What you need to do:
Below are records; count the lines that contain "Sweet" and give only the total.
++++ Working data
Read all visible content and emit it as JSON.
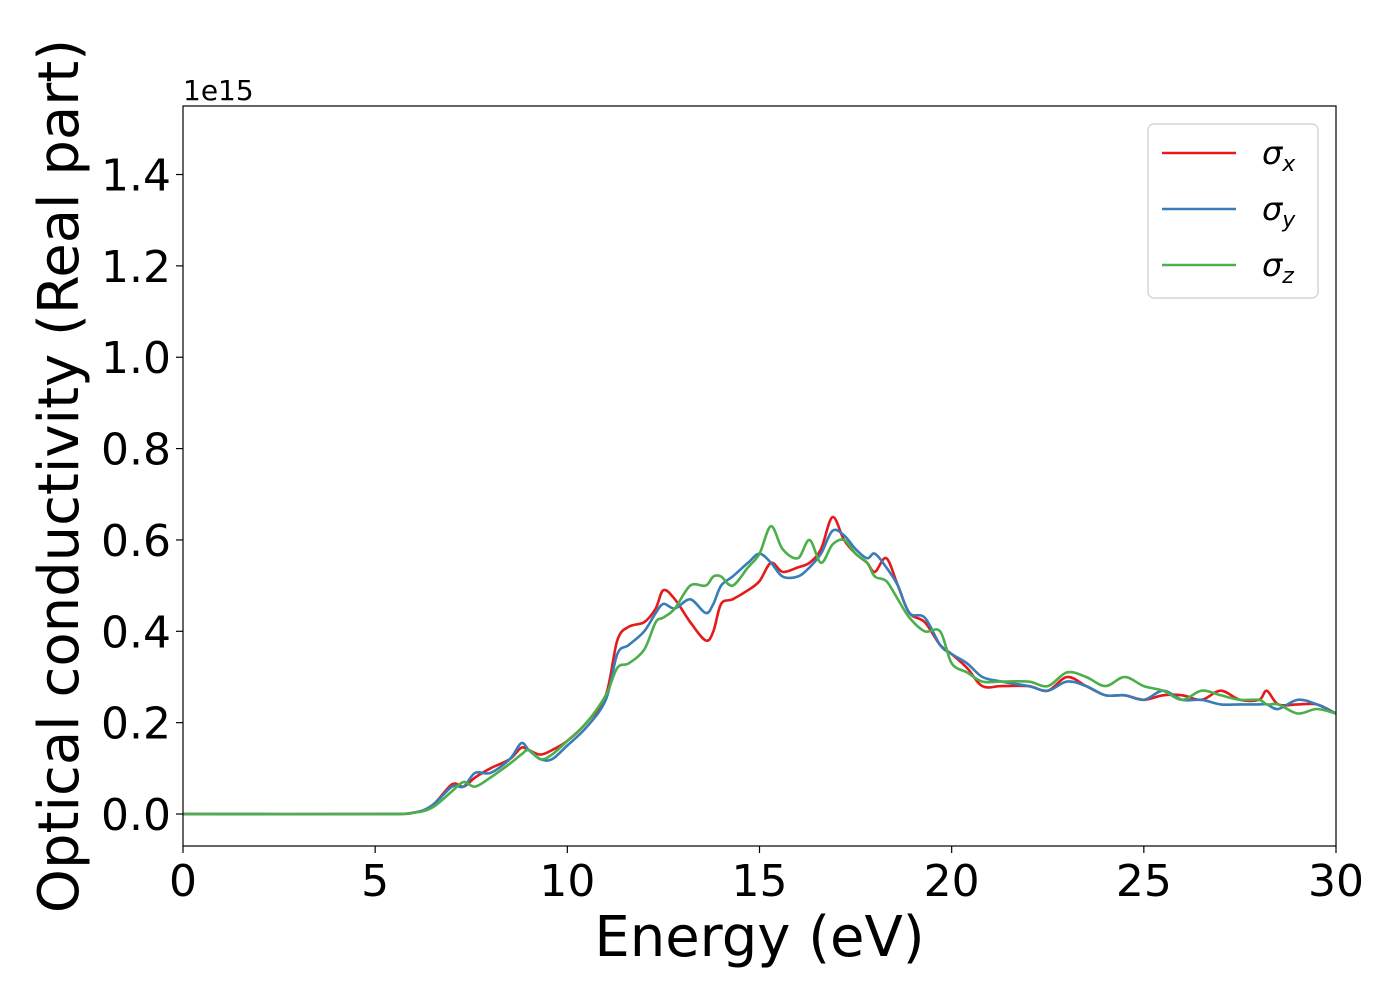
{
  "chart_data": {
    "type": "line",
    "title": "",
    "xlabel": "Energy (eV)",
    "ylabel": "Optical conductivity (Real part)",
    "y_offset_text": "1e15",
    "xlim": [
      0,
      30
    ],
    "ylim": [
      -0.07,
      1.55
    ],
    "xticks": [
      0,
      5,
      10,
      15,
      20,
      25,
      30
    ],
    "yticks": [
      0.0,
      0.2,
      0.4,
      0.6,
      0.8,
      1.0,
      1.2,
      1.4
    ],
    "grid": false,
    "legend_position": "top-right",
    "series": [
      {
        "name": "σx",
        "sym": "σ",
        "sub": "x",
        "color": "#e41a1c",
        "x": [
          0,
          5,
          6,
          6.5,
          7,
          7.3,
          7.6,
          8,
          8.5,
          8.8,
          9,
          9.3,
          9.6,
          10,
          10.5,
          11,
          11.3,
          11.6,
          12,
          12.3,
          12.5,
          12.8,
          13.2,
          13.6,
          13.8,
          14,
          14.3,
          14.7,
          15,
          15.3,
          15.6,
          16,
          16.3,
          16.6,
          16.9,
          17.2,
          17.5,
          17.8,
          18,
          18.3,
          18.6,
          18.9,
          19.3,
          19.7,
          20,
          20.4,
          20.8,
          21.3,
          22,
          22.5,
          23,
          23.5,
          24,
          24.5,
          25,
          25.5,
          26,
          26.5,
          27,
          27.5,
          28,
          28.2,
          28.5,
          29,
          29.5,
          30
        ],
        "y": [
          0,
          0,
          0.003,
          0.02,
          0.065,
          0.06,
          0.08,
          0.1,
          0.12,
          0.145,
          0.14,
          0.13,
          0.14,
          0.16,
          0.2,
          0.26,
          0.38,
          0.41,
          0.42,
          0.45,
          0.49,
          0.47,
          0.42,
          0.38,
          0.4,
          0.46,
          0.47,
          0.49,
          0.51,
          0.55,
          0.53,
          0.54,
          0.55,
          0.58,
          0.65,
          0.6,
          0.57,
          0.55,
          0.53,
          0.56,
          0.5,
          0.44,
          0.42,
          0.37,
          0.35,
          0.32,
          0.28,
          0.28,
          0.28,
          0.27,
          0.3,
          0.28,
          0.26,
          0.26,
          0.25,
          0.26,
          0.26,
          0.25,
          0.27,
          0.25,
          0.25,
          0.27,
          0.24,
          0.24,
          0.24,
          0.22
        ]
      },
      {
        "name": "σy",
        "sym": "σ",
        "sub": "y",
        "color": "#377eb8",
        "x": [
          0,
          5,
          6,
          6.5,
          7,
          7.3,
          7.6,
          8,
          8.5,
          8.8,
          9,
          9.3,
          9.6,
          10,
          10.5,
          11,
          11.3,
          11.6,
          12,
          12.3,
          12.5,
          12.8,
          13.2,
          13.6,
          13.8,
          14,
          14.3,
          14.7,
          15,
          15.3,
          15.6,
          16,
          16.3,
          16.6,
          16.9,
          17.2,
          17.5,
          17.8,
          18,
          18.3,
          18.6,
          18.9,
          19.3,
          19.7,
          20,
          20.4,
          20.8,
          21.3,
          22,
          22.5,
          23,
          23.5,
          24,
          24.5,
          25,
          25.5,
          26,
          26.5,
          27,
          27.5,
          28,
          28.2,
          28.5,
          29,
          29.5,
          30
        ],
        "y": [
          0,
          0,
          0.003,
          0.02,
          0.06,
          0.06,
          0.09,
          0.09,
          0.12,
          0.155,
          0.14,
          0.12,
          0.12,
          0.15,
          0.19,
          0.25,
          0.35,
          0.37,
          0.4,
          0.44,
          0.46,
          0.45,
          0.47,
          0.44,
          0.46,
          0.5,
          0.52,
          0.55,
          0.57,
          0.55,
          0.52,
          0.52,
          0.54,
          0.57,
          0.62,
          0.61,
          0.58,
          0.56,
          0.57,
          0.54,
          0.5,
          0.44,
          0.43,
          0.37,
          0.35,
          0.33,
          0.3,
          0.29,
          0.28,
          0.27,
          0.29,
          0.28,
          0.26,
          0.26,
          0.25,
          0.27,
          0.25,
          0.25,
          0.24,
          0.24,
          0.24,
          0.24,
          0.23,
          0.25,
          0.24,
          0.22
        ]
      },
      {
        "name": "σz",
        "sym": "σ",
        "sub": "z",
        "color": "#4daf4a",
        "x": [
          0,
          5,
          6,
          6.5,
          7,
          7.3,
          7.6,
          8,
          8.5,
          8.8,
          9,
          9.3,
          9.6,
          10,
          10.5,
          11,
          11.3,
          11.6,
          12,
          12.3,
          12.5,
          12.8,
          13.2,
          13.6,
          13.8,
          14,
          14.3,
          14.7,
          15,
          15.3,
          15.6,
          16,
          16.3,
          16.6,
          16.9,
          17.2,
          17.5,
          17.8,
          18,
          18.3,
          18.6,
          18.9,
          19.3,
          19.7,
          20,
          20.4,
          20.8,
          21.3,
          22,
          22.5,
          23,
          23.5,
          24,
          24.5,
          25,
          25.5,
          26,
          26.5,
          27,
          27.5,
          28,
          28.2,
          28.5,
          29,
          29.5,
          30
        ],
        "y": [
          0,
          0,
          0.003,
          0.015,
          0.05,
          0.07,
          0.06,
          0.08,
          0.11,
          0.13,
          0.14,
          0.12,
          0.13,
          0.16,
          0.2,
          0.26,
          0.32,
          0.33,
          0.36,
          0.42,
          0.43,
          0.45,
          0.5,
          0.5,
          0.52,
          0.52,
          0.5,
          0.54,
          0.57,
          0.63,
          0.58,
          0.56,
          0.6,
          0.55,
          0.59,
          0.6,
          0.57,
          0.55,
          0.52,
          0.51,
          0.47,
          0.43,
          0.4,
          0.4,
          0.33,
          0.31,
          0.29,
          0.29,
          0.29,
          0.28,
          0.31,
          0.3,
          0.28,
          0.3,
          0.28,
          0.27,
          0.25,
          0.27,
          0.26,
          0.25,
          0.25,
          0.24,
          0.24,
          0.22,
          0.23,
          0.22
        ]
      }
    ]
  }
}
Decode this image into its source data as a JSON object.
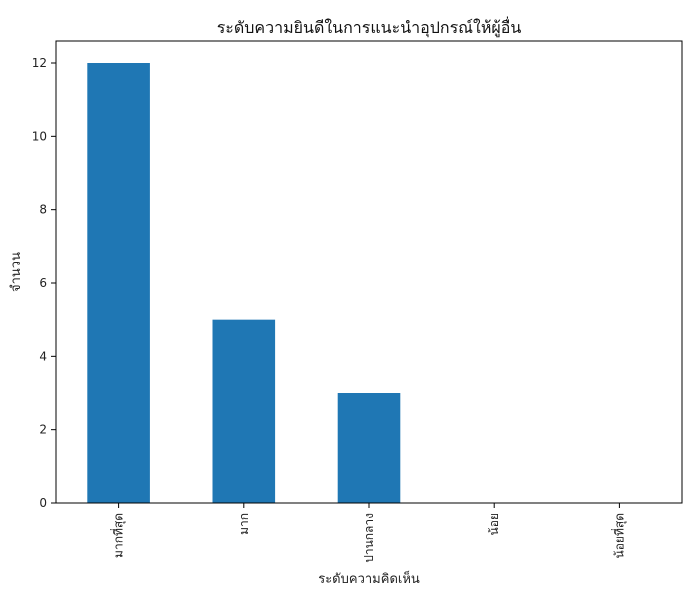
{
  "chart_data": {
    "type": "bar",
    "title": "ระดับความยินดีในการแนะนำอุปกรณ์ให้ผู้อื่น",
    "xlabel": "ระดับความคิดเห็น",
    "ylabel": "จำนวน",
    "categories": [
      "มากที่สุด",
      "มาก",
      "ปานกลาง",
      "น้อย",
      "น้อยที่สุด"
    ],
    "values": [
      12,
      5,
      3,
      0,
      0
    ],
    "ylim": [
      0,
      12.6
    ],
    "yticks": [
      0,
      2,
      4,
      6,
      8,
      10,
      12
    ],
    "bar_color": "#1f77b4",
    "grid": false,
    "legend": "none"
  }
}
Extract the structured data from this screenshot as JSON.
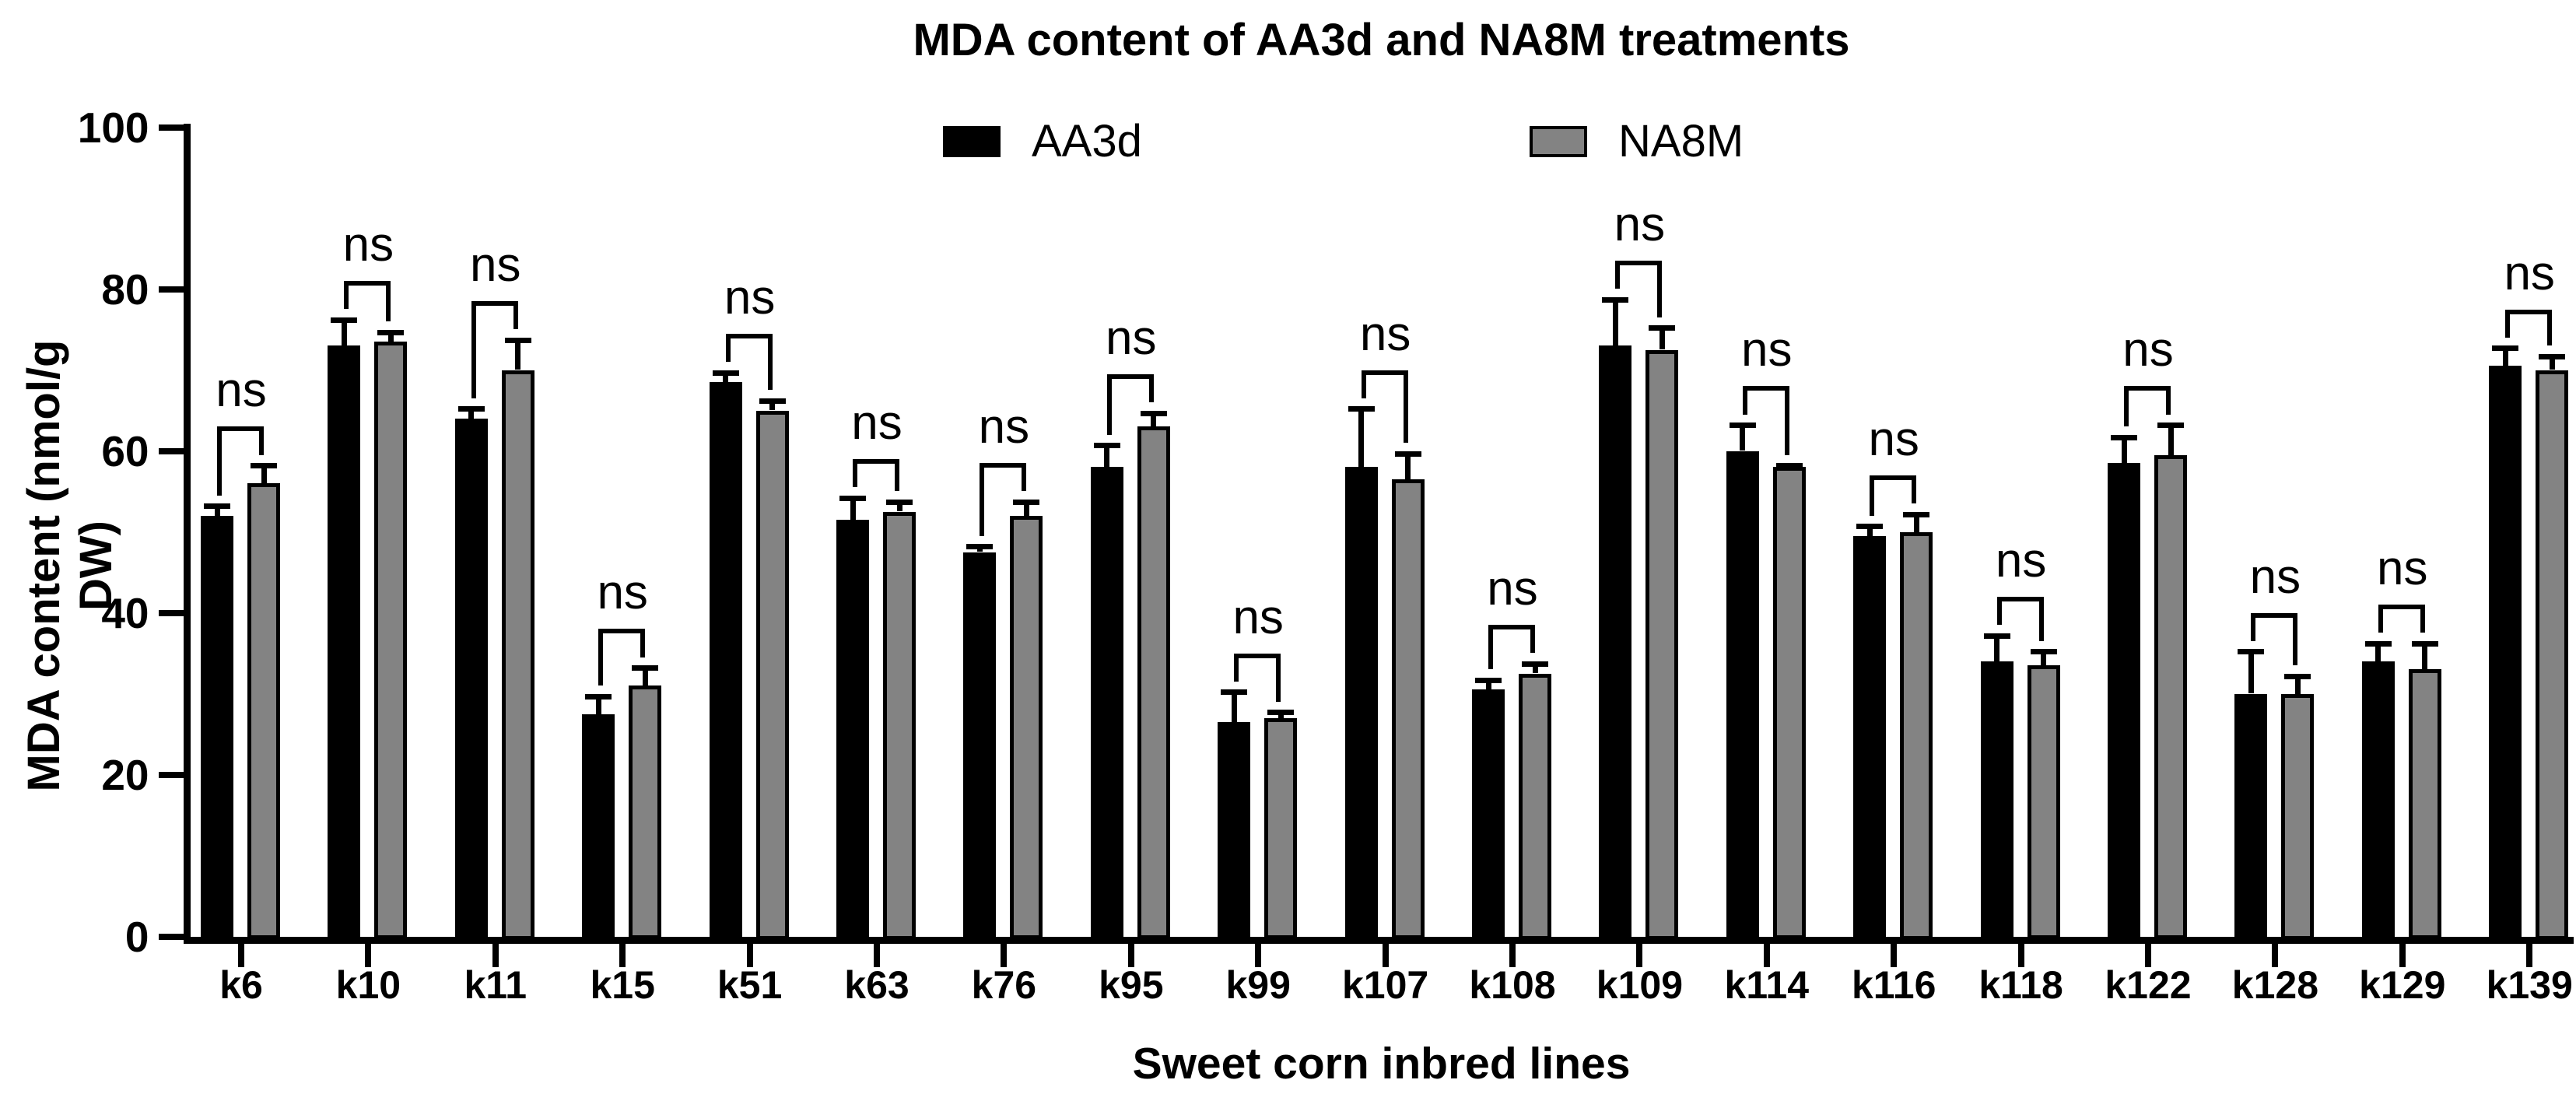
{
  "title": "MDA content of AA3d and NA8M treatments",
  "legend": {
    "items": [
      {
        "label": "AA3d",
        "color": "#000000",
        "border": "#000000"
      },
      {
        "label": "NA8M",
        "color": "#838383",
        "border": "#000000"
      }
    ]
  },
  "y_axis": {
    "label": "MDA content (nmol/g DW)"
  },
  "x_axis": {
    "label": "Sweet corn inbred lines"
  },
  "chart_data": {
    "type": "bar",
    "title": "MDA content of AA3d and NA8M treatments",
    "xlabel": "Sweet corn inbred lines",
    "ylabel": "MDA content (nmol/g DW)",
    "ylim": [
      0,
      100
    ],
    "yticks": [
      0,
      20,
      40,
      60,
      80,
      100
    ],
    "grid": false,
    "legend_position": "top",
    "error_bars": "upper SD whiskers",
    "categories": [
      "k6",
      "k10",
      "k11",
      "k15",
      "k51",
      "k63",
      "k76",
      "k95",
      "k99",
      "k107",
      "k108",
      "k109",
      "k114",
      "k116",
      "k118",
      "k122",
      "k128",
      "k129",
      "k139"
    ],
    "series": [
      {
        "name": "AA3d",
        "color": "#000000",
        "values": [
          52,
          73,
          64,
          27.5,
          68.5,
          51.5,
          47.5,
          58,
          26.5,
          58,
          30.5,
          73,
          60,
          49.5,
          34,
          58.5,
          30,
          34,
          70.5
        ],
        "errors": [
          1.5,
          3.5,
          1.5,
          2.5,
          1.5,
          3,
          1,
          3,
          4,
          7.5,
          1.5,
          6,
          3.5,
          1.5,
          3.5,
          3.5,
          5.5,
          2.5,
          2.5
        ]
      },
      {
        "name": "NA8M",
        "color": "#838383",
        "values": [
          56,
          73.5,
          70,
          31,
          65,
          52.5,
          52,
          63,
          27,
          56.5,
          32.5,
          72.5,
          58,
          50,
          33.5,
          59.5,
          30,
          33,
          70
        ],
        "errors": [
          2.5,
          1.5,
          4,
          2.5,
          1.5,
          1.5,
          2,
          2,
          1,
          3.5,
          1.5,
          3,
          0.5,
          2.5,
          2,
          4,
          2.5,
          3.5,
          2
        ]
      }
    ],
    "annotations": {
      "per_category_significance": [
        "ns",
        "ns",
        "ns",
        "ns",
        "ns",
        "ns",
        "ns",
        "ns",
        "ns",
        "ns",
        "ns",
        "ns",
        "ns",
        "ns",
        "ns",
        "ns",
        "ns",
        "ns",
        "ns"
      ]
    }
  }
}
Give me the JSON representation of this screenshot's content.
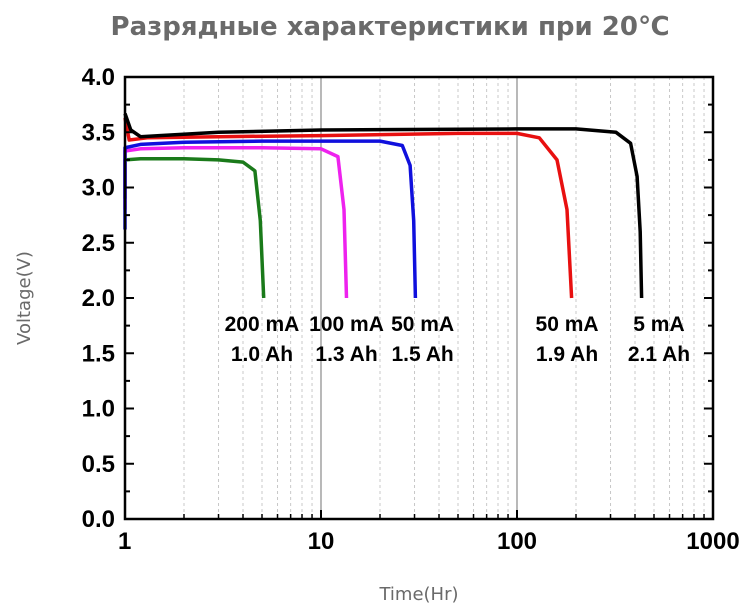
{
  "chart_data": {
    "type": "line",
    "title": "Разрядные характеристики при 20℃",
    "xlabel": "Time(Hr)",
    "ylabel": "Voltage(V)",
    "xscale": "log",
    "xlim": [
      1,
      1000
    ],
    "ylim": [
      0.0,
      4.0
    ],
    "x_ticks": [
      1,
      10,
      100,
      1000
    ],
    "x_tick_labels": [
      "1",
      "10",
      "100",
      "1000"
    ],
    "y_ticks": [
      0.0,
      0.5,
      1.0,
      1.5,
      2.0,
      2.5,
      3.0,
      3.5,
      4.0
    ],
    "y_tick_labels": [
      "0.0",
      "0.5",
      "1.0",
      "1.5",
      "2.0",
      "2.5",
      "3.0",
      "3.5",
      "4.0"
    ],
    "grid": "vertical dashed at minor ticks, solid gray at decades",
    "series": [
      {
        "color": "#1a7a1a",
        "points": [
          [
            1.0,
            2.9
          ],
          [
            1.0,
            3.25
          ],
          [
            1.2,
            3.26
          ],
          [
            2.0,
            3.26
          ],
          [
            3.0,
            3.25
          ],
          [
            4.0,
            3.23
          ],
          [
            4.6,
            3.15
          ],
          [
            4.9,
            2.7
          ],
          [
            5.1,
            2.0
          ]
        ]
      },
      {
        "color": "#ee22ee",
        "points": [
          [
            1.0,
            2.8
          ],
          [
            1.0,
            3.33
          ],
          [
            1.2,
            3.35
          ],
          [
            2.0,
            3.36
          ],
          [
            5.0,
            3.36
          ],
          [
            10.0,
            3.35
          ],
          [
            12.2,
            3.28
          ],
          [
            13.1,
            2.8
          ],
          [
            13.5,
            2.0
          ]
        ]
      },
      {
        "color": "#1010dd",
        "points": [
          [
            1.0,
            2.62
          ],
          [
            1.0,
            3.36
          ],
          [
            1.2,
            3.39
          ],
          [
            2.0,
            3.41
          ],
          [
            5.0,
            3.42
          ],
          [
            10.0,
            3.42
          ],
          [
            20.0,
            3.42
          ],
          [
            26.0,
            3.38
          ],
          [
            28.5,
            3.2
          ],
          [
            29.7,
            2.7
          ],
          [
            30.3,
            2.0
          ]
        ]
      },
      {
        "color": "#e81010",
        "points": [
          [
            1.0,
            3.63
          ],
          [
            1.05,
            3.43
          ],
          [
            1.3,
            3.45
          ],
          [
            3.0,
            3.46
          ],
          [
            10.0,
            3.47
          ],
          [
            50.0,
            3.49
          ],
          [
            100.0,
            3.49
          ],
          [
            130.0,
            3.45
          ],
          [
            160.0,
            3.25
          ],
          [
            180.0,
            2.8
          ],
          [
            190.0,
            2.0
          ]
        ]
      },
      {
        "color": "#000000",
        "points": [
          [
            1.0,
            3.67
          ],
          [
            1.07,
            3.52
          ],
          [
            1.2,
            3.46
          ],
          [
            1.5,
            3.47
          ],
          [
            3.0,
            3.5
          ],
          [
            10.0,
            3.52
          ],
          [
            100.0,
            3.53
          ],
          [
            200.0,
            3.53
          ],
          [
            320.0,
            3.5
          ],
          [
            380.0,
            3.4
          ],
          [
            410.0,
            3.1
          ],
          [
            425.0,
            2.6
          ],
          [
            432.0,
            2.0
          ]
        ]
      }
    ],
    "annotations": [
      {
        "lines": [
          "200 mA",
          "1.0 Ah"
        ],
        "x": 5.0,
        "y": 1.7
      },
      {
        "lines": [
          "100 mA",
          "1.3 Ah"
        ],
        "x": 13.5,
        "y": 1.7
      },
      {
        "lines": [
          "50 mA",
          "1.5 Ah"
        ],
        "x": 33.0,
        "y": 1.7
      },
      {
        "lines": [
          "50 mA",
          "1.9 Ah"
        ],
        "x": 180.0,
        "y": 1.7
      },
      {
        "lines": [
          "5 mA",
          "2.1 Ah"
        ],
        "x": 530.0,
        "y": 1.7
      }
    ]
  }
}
++++++++
Written solution:
2